Copy each line in the data that includes the word "Trust".

RECORD EXCERPTS >>
* * * * * * *

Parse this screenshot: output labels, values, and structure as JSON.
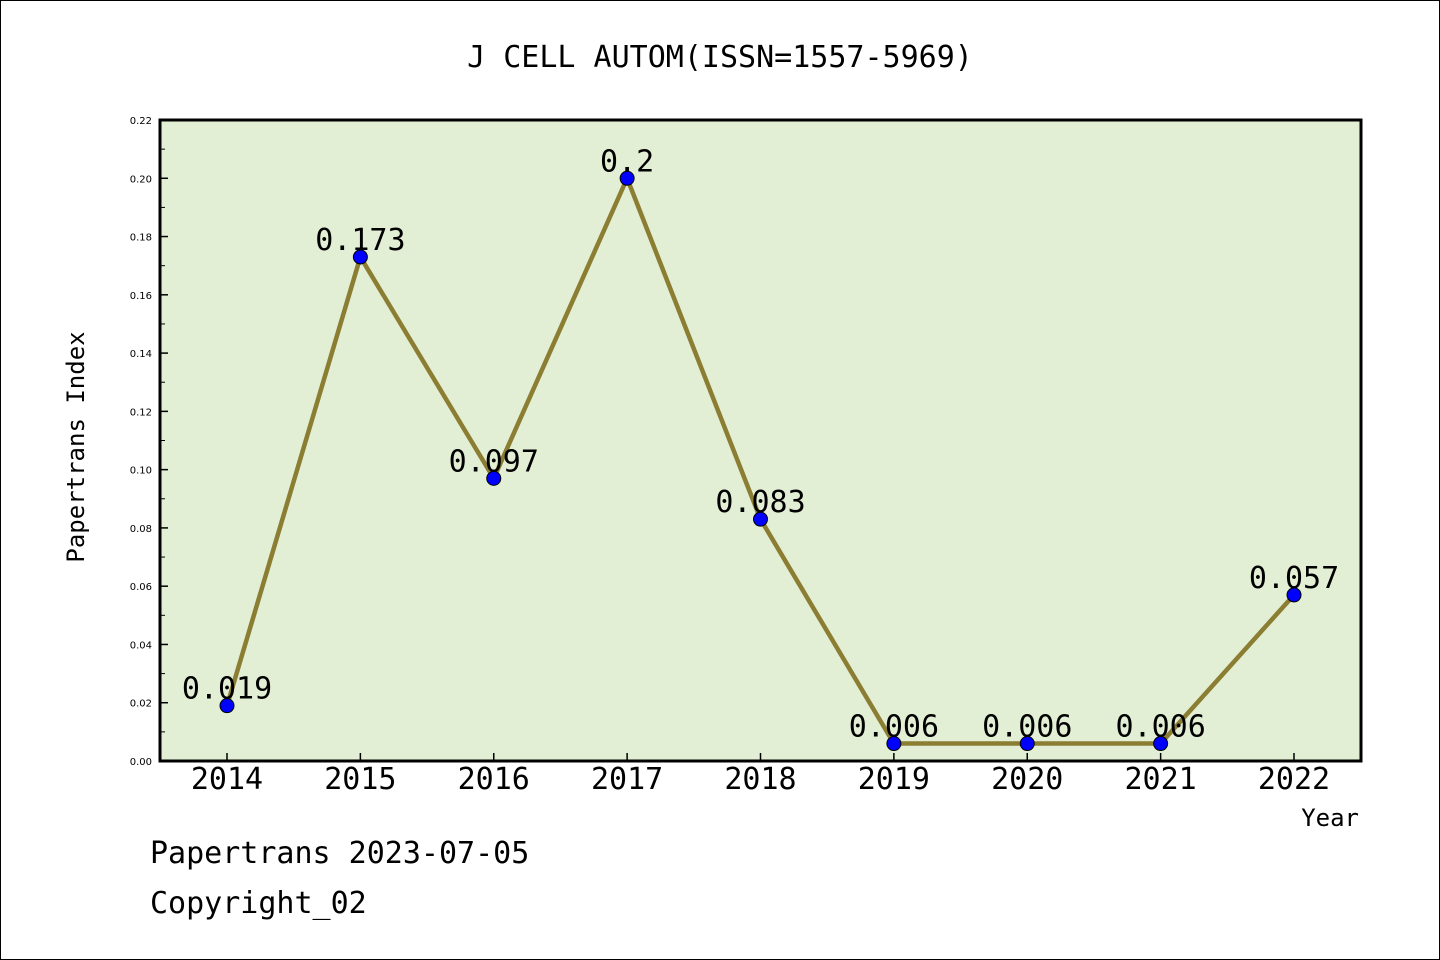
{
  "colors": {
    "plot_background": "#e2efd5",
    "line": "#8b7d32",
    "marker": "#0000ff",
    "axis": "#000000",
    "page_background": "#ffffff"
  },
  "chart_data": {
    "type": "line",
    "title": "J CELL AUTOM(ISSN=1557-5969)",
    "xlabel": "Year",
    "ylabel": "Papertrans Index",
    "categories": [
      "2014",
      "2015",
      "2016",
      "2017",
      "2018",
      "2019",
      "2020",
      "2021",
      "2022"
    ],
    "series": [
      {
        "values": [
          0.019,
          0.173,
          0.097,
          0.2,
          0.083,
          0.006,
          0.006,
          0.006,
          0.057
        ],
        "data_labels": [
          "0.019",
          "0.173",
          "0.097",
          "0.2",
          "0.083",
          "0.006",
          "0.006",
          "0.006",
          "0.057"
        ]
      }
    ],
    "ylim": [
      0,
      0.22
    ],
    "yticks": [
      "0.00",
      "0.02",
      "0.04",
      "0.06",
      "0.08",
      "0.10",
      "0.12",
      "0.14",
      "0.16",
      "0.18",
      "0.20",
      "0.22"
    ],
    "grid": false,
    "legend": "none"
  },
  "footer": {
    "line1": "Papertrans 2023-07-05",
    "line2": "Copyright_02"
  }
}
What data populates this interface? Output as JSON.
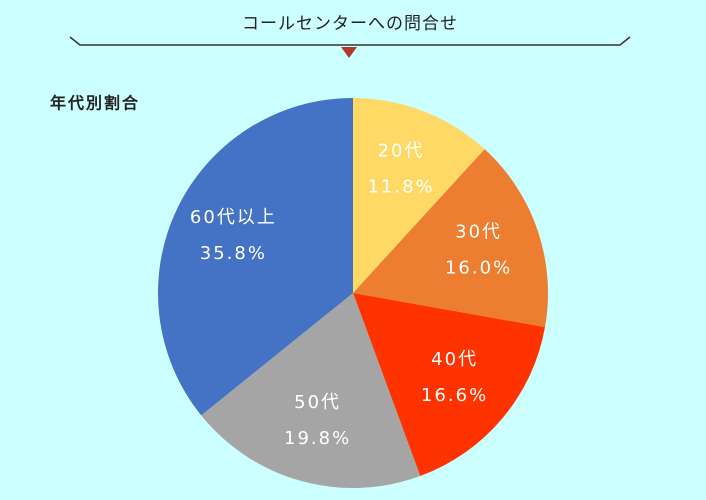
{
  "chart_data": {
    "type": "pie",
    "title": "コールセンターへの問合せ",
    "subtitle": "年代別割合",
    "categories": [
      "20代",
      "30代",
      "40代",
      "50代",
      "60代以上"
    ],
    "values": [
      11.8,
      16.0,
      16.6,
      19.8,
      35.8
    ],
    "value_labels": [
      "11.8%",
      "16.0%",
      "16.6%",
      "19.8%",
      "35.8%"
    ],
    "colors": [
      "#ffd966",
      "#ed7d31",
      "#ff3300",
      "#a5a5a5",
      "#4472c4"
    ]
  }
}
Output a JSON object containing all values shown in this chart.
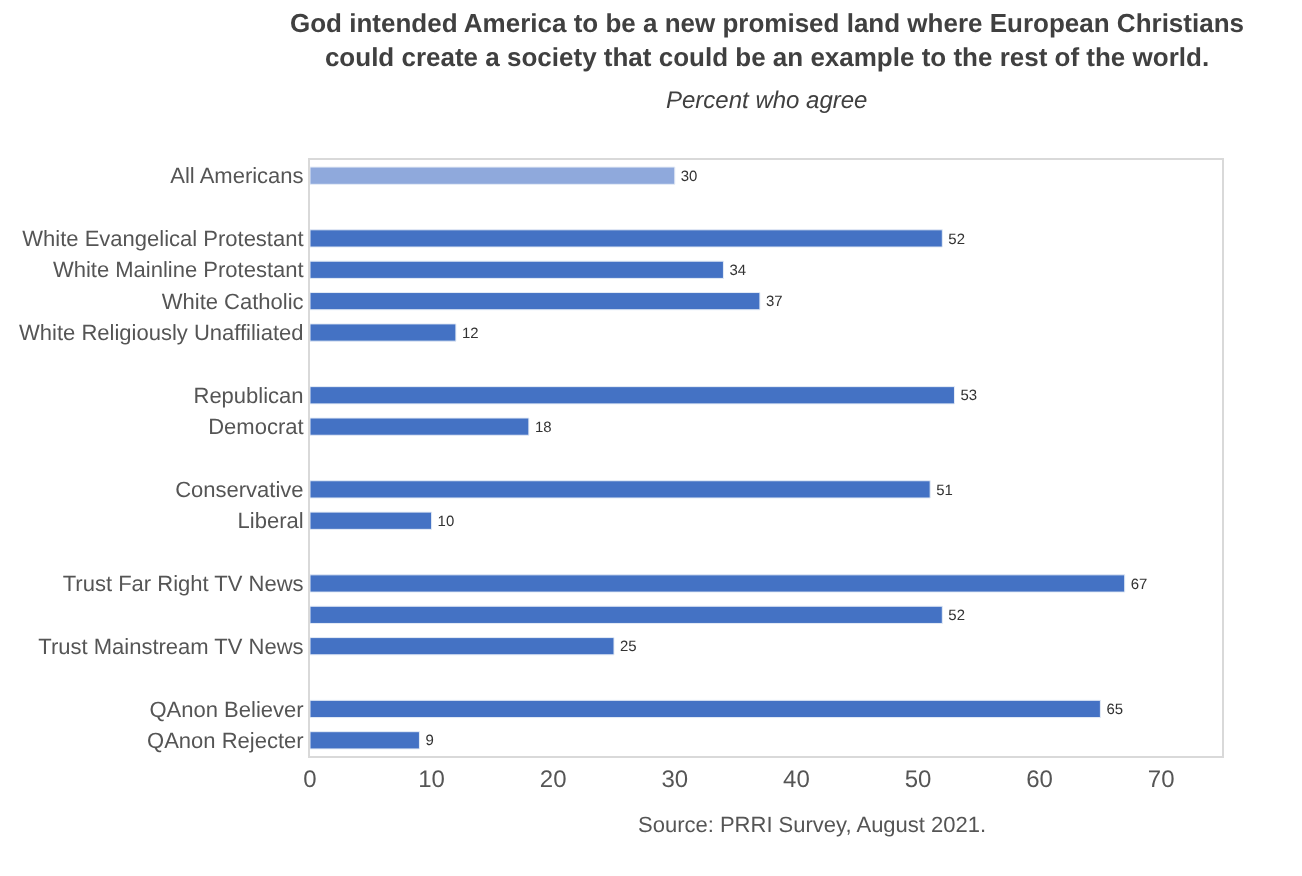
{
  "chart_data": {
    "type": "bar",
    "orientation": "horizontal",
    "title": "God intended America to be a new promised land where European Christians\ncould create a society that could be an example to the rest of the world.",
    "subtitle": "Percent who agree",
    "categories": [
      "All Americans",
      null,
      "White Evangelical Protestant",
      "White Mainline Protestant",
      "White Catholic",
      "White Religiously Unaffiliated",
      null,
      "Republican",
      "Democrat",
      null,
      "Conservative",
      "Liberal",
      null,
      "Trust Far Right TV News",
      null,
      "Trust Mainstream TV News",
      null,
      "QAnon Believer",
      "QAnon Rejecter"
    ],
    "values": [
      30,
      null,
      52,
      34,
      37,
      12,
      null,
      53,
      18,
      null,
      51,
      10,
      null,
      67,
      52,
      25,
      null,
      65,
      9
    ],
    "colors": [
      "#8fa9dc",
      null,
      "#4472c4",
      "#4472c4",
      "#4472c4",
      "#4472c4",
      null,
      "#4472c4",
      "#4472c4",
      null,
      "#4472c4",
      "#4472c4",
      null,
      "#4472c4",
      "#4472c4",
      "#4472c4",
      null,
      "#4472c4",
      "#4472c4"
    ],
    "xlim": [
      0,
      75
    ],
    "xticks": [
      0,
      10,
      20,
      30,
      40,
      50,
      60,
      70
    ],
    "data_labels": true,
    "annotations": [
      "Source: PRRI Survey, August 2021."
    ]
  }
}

* * * * * * *

EXERCISE OUTPUT >>
      "Trust Far Right TV News",
      "Trust Mainstream TV News",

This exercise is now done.